§ What to produce: Select from the records below every line that has the word "Президентъ" in it.

§ Data excerpts:

▶

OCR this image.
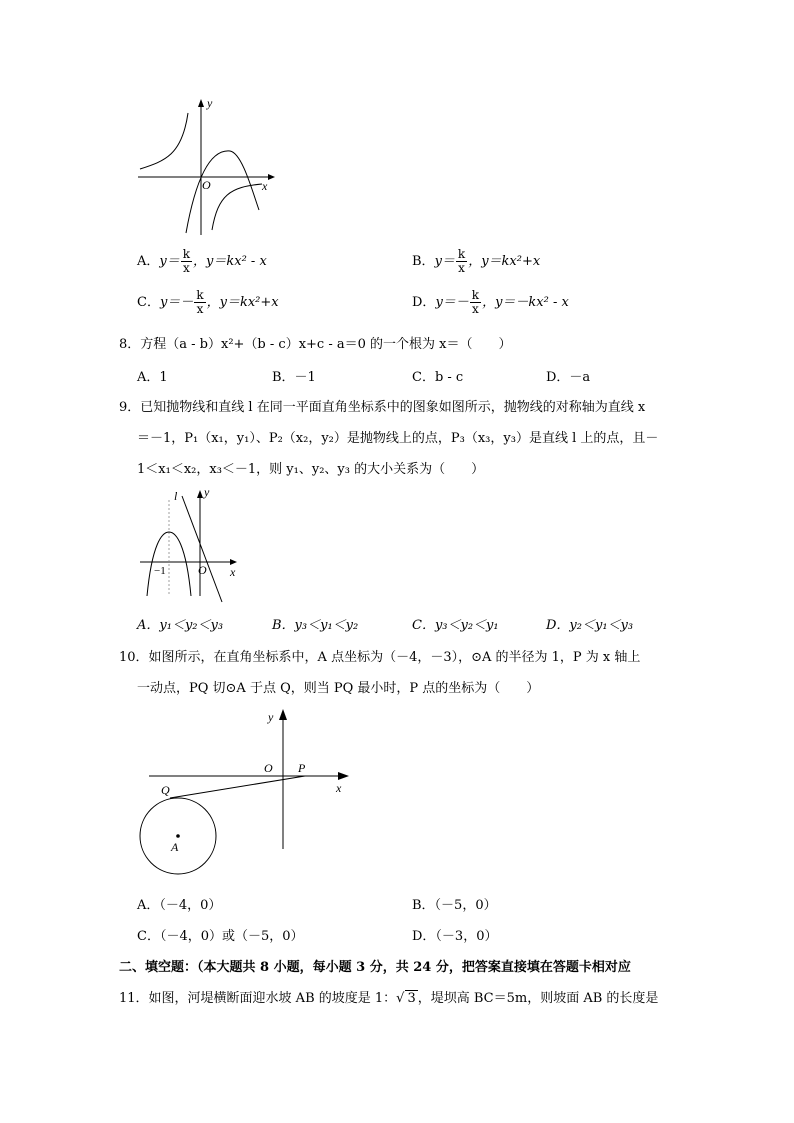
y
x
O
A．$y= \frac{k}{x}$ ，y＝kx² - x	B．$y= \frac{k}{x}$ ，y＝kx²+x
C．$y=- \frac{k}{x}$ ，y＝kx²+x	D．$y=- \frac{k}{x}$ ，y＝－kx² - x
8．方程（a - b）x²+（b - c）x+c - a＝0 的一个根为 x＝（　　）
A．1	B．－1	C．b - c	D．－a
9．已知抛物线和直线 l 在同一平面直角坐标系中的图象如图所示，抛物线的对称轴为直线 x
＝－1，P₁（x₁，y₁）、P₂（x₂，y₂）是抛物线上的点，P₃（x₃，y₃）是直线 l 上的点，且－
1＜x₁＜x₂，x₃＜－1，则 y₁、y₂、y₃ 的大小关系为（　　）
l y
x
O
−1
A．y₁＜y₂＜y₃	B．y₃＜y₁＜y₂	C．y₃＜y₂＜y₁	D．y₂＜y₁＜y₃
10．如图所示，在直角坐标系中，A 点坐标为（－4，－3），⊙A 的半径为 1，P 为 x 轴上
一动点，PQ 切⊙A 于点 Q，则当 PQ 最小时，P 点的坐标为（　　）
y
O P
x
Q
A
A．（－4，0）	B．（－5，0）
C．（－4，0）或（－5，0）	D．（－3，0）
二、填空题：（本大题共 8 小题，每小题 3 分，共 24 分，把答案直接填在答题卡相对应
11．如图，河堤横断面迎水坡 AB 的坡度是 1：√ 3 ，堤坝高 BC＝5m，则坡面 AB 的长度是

◀
▶

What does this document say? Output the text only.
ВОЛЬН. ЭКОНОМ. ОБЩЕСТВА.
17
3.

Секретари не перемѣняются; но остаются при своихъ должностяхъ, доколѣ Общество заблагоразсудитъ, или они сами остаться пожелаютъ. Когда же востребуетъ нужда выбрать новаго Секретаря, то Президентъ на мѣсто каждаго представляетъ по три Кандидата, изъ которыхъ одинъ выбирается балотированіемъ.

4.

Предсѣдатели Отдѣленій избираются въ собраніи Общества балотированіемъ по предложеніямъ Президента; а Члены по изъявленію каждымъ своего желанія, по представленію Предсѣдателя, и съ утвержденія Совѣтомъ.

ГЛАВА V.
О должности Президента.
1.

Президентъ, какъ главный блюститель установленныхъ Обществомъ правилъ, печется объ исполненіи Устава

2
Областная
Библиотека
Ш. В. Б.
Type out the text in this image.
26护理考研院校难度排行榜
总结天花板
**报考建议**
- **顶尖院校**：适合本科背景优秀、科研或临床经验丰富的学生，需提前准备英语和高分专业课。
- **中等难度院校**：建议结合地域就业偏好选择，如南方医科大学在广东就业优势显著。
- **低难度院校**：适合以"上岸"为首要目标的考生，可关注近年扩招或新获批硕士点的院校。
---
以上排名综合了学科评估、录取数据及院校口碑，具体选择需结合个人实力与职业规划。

◀

§ Exercise solution:
Секретари не перемѣняются; но остаются при своихъ должностяхъ, доколѣ Общество заблагоразсудитъ, или они сами остаться пожелаютъ. Когда же востребуетъ нужда выбрать новаго Секретаря, то Президентъ на мѣсто каждаго представляетъ по три Кандидата, изъ которыхъ одинъ выбирается балотированіемъ.
Президентъ, какъ главный блюститель установленныхъ Обществомъ правилъ, печется объ исполненіи Устава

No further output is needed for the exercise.